### PROBLEM DESCRIPTION
Output each line of the listing below without changing a single character.

### Collection entries
--- BEGIN ---
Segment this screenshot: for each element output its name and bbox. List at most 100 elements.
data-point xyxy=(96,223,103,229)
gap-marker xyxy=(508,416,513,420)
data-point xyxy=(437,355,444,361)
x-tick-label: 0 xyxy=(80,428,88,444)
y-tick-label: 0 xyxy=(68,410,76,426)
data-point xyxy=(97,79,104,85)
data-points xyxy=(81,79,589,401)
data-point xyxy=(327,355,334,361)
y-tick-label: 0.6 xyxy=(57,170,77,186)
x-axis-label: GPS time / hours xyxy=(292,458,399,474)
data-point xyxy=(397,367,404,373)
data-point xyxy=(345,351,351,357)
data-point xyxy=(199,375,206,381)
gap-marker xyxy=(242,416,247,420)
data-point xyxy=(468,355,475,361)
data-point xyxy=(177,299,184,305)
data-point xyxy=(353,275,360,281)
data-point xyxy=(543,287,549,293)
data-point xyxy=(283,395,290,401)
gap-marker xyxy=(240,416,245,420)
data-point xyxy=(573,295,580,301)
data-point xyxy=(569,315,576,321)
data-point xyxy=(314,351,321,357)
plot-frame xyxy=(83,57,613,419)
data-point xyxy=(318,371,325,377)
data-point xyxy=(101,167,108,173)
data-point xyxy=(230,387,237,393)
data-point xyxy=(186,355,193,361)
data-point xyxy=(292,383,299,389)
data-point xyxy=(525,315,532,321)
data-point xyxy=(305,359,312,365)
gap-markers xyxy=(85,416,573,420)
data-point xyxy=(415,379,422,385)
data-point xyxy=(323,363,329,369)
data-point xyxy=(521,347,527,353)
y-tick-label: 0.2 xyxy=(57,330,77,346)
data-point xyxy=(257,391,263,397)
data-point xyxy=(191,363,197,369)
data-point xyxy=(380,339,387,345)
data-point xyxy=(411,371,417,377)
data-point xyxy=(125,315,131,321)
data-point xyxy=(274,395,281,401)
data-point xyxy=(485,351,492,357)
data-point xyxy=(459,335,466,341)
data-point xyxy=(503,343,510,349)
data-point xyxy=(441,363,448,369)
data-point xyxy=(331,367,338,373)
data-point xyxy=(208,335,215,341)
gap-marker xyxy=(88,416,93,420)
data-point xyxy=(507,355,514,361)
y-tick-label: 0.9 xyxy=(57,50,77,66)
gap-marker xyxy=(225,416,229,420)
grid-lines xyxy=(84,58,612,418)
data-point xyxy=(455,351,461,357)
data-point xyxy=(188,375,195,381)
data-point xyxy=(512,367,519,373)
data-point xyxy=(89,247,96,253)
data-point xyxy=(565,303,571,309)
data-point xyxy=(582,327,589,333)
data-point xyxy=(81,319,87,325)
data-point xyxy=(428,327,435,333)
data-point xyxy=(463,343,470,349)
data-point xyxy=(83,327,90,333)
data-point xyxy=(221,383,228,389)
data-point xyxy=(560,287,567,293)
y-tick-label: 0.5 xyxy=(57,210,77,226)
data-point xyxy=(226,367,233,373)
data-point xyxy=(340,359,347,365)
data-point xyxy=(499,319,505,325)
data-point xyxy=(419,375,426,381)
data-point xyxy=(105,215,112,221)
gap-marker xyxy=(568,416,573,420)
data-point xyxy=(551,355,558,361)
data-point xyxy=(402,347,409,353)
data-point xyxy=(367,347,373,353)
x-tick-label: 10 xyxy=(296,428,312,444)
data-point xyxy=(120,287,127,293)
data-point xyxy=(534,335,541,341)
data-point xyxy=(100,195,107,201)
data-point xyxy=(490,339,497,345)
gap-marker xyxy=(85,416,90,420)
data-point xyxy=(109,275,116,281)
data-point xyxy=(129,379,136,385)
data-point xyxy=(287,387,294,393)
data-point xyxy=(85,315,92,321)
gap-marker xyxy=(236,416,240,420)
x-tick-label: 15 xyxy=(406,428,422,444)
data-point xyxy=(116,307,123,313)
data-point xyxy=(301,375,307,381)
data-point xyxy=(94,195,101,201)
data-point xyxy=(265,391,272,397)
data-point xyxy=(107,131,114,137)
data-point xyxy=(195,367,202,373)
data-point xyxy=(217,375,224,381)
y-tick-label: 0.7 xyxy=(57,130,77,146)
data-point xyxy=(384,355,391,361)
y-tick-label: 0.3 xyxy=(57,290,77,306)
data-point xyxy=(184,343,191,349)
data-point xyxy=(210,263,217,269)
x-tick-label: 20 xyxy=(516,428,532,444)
--- END ---
### WRITTEN RESPONSE
Segment this screenshot: for each element output its name and bbox. List at most 100 elements.
data-point xyxy=(96,223,103,229)
gap-marker xyxy=(508,416,513,420)
data-point xyxy=(437,355,444,361)
x-tick-label: 0 xyxy=(80,428,88,444)
y-tick-label: 0 xyxy=(68,410,76,426)
data-point xyxy=(97,79,104,85)
data-points xyxy=(81,79,589,401)
data-point xyxy=(327,355,334,361)
y-tick-label: 0.6 xyxy=(57,170,77,186)
x-axis-label: GPS time / hours xyxy=(292,458,399,474)
data-point xyxy=(397,367,404,373)
data-point xyxy=(345,351,351,357)
data-point xyxy=(199,375,206,381)
gap-marker xyxy=(242,416,247,420)
data-point xyxy=(468,355,475,361)
data-point xyxy=(177,299,184,305)
data-point xyxy=(353,275,360,281)
data-point xyxy=(543,287,549,293)
data-point xyxy=(283,395,290,401)
gap-marker xyxy=(240,416,245,420)
data-point xyxy=(573,295,580,301)
data-point xyxy=(569,315,576,321)
data-point xyxy=(314,351,321,357)
plot-frame xyxy=(83,57,613,419)
data-point xyxy=(318,371,325,377)
data-point xyxy=(101,167,108,173)
data-point xyxy=(230,387,237,393)
data-point xyxy=(186,355,193,361)
data-point xyxy=(292,383,299,389)
data-point xyxy=(525,315,532,321)
data-point xyxy=(305,359,312,365)
gap-markers xyxy=(85,416,573,420)
data-point xyxy=(415,379,422,385)
data-point xyxy=(323,363,329,369)
data-point xyxy=(521,347,527,353)
y-tick-label: 0.2 xyxy=(57,330,77,346)
data-point xyxy=(257,391,263,397)
data-point xyxy=(191,363,197,369)
data-point xyxy=(380,339,387,345)
data-point xyxy=(411,371,417,377)
data-point xyxy=(125,315,131,321)
data-point xyxy=(274,395,281,401)
data-point xyxy=(485,351,492,357)
data-point xyxy=(459,335,466,341)
data-point xyxy=(503,343,510,349)
data-point xyxy=(441,363,448,369)
data-point xyxy=(331,367,338,373)
data-point xyxy=(208,335,215,341)
gap-marker xyxy=(88,416,93,420)
data-point xyxy=(507,355,514,361)
y-tick-label: 0.9 xyxy=(57,50,77,66)
gap-marker xyxy=(225,416,229,420)
grid-lines xyxy=(84,58,612,418)
data-point xyxy=(455,351,461,357)
data-point xyxy=(188,375,195,381)
data-point xyxy=(512,367,519,373)
data-point xyxy=(89,247,96,253)
data-point xyxy=(565,303,571,309)
data-point xyxy=(582,327,589,333)
data-point xyxy=(81,319,87,325)
data-point xyxy=(428,327,435,333)
data-point xyxy=(463,343,470,349)
data-point xyxy=(83,327,90,333)
data-point xyxy=(221,383,228,389)
data-point xyxy=(560,287,567,293)
y-tick-label: 0.5 xyxy=(57,210,77,226)
data-point xyxy=(226,367,233,373)
data-point xyxy=(340,359,347,365)
data-point xyxy=(499,319,505,325)
data-point xyxy=(419,375,426,381)
data-point xyxy=(105,215,112,221)
gap-marker xyxy=(568,416,573,420)
data-point xyxy=(551,355,558,361)
data-point xyxy=(402,347,409,353)
data-point xyxy=(367,347,373,353)
x-tick-label: 10 xyxy=(296,428,312,444)
data-point xyxy=(120,287,127,293)
data-point xyxy=(534,335,541,341)
data-point xyxy=(100,195,107,201)
data-point xyxy=(490,339,497,345)
gap-marker xyxy=(85,416,90,420)
data-point xyxy=(109,275,116,281)
data-point xyxy=(129,379,136,385)
data-point xyxy=(287,387,294,393)
data-point xyxy=(85,315,92,321)
gap-marker xyxy=(236,416,240,420)
x-tick-label: 15 xyxy=(406,428,422,444)
data-point xyxy=(116,307,123,313)
data-point xyxy=(301,375,307,381)
data-point xyxy=(94,195,101,201)
data-point xyxy=(265,391,272,397)
data-point xyxy=(107,131,114,137)
data-point xyxy=(195,367,202,373)
data-point xyxy=(217,375,224,381)
y-tick-label: 0.7 xyxy=(57,130,77,146)
data-point xyxy=(384,355,391,361)
y-tick-label: 0.3 xyxy=(57,290,77,306)
data-point xyxy=(184,343,191,349)
data-point xyxy=(210,263,217,269)
x-tick-label: 20 xyxy=(516,428,532,444)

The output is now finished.